### [EXERCISE REQUIREMENTS]
Write out the full set of records below exactly.

###

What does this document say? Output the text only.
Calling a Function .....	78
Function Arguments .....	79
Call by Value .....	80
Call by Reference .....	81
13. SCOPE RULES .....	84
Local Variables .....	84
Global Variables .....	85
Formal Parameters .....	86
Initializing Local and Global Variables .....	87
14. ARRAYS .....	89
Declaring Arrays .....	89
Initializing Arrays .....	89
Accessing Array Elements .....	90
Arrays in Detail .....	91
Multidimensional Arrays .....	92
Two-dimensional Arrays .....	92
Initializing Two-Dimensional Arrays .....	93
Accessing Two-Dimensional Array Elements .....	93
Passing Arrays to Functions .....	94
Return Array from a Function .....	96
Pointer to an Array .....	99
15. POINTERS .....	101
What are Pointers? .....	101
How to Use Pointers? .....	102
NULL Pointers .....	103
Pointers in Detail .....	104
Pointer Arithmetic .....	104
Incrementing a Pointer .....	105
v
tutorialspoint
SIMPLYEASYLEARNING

###

### [CORRECT OUTPUT]
What does this document say? Output the text only.
Calling a Function .....	78
Function Arguments .....	79
Call by Value .....	80
Call by Reference .....	81
13. SCOPE RULES .....	84
Local Variables .....	84
Global Variables .....	85
Formal Parameters .....	86
Initializing Local and Global Variables .....	87
14. ARRAYS .....	89
Declaring Arrays .....	89
Initializing Arrays .....	89
Accessing Array Elements .....	90
Arrays in Detail .....	91
Multidimensional Arrays .....	92
Two-dimensional Arrays .....	92
Initializing Two-Dimensional Arrays .....	93
Accessing Two-Dimensional Array Elements .....	93
Passing Arrays to Functions .....	94
Return Array from a Function .....	96
Pointer to an Array .....	99
15. POINTERS .....	101
What are Pointers? .....	101
How to Use Pointers? .....	102
NULL Pointers .....	103
Pointers in Detail .....	104
Pointer Arithmetic .....	104
Incrementing a Pointer .....	105
v
tutorialspoint
SIMPLYEASYLEARNING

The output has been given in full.